WRITTEN TASK:
Give back all the data exactly, line by line.

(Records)
━━━━━━━━━━━━━━━━━━━━━━━━━━━━━━
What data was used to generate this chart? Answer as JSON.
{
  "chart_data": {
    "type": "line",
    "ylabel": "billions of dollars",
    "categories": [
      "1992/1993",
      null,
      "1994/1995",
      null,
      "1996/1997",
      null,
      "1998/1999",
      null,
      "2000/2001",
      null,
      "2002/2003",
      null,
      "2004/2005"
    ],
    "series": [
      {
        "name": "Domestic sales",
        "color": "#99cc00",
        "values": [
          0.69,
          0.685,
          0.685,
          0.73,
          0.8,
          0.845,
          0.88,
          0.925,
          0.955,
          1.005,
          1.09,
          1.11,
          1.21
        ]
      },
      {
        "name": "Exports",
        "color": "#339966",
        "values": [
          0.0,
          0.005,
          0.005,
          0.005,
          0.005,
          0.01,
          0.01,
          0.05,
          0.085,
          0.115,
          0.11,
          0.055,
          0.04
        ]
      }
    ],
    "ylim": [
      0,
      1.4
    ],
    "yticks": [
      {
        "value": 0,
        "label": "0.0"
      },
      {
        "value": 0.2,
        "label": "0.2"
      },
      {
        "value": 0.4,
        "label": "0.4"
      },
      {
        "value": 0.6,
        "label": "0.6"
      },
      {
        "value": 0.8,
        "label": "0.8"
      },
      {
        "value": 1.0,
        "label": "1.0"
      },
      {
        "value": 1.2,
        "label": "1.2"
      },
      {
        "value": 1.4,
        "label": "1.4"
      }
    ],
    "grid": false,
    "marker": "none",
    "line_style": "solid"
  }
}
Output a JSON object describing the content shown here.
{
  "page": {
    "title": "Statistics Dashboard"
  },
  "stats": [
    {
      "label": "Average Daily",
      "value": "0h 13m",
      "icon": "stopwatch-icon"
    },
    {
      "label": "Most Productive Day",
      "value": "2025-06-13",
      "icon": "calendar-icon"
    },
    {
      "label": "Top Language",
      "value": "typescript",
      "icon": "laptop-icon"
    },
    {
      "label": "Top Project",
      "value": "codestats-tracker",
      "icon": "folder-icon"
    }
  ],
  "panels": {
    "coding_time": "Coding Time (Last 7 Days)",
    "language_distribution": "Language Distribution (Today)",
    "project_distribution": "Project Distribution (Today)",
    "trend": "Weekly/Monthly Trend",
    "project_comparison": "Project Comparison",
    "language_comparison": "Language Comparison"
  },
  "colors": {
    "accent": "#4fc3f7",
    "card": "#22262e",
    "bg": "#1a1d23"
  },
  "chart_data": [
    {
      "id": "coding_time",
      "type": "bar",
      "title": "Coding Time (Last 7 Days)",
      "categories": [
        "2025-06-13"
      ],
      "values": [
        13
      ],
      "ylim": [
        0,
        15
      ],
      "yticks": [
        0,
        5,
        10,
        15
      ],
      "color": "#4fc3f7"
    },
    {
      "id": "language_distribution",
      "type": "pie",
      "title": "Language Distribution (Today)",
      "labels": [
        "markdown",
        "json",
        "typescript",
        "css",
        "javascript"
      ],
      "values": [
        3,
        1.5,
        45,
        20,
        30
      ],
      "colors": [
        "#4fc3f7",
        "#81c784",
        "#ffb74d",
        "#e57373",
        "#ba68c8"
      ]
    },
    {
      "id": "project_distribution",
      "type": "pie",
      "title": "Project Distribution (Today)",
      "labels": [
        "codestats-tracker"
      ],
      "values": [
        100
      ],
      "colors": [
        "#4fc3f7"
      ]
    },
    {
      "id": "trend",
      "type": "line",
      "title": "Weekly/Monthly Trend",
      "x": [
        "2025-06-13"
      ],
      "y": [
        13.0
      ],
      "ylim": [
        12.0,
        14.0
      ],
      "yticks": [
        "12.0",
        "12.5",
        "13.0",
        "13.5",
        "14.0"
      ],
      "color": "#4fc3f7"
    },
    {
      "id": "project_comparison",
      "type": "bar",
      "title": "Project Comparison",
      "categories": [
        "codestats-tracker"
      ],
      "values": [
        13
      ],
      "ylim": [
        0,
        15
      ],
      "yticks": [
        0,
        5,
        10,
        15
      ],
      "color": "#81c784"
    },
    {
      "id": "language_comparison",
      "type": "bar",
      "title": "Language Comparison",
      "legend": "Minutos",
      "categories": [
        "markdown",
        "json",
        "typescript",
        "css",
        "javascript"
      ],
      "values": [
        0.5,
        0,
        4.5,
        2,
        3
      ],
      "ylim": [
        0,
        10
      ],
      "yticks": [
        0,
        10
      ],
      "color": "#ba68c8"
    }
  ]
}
━━━━━━━━━━━━━━━━━━━━━━━━━━━━━━
ANSWER TO THIS EXERCISE:
What data was used to generate this chart? Answer as JSON.
{
  "chart_data": {
    "type": "line",
    "ylabel": "billions of dollars",
    "categories": [
      "1992/1993",
      null,
      "1994/1995",
      null,
      "1996/1997",
      null,
      "1998/1999",
      null,
      "2000/2001",
      null,
      "2002/2003",
      null,
      "2004/2005"
    ],
    "series": [
      {
        "name": "Domestic sales",
        "color": "#99cc00",
        "values": [
          0.69,
          0.685,
          0.685,
          0.73,
          0.8,
          0.845,
          0.88,
          0.925,
          0.955,
          1.005,
          1.09,
          1.11,
          1.21
        ]
      },
      {
        "name": "Exports",
        "color": "#339966",
        "values": [
          0.0,
          0.005,
          0.005,
          0.005,
          0.005,
          0.01,
          0.01,
          0.05,
          0.085,
          0.115,
          0.11,
          0.055,
          0.04
        ]
      }
    ],
    "ylim": [
      0,
      1.4
    ],
    "yticks": [
      {
        "value": 0,
        "label": "0.0"
      },
      {
        "value": 0.2,
        "label": "0.2"
      },
      {
        "value": 0.4,
        "label": "0.4"
      },
      {
        "value": 0.6,
        "label": "0.6"
      },
      {
        "value": 0.8,
        "label": "0.8"
      },
      {
        "value": 1.0,
        "label": "1.0"
      },
      {
        "value": 1.2,
        "label": "1.2"
      },
      {
        "value": 1.4,
        "label": "1.4"
      }
    ],
    "grid": false,
    "marker": "none",
    "line_style": "solid"
  }
}
Output a JSON object describing the content shown here.
{
  "page": {
    "title": "Statistics Dashboard"
  },
  "stats": [
    {
      "label": "Average Daily",
      "value": "0h 13m",
      "icon": "stopwatch-icon"
    },
    {
      "label": "Most Productive Day",
      "value": "2025-06-13",
      "icon": "calendar-icon"
    },
    {
      "label": "Top Language",
      "value": "typescript",
      "icon": "laptop-icon"
    },
    {
      "label": "Top Project",
      "value": "codestats-tracker",
      "icon": "folder-icon"
    }
  ],
  "panels": {
    "coding_time": "Coding Time (Last 7 Days)",
    "language_distribution": "Language Distribution (Today)",
    "project_distribution": "Project Distribution (Today)",
    "trend": "Weekly/Monthly Trend",
    "project_comparison": "Project Comparison",
    "language_comparison": "Language Comparison"
  },
  "colors": {
    "accent": "#4fc3f7",
    "card": "#22262e",
    "bg": "#1a1d23"
  },
  "chart_data": [
    {
      "id": "coding_time",
      "type": "bar",
      "title": "Coding Time (Last 7 Days)",
      "categories": [
        "2025-06-13"
      ],
      "values": [
        13
      ],
      "ylim": [
        0,
        15
      ],
      "yticks": [
        0,
        5,
        10,
        15
      ],
      "color": "#4fc3f7"
    },
    {
      "id": "language_distribution",
      "type": "pie",
      "title": "Language Distribution (Today)",
      "labels": [
        "markdown",
        "json",
        "typescript",
        "css",
        "javascript"
      ],
      "values": [
        3,
        1.5,
        45,
        20,
        30
      ],
      "colors": [
        "#4fc3f7",
        "#81c784",
        "#ffb74d",
        "#e57373",
        "#ba68c8"
      ]
    },
    {
      "id": "project_distribution",
      "type": "pie",
      "title": "Project Distribution (Today)",
      "labels": [
        "codestats-tracker"
      ],
      "values": [
        100
      ],
      "colors": [
        "#4fc3f7"
      ]
    },
    {
      "id": "trend",
      "type": "line",
      "title": "Weekly/Monthly Trend",
      "x": [
        "2025-06-13"
      ],
      "y": [
        13.0
      ],
      "ylim": [
        12.0,
        14.0
      ],
      "yticks": [
        "12.0",
        "12.5",
        "13.0",
        "13.5",
        "14.0"
      ],
      "color": "#4fc3f7"
    },
    {
      "id": "project_comparison",
      "type": "bar",
      "title": "Project Comparison",
      "categories": [
        "codestats-tracker"
      ],
      "values": [
        13
      ],
      "ylim": [
        0,
        15
      ],
      "yticks": [
        0,
        5,
        10,
        15
      ],
      "color": "#81c784"
    },
    {
      "id": "language_comparison",
      "type": "bar",
      "title": "Language Comparison",
      "legend": "Minutos",
      "categories": [
        "markdown",
        "json",
        "typescript",
        "css",
        "javascript"
      ],
      "values": [
        0.5,
        0,
        4.5,
        2,
        3
      ],
      "ylim": [
        0,
        10
      ],
      "yticks": [
        0,
        10
      ],
      "color": "#ba68c8"
    }
  ]
}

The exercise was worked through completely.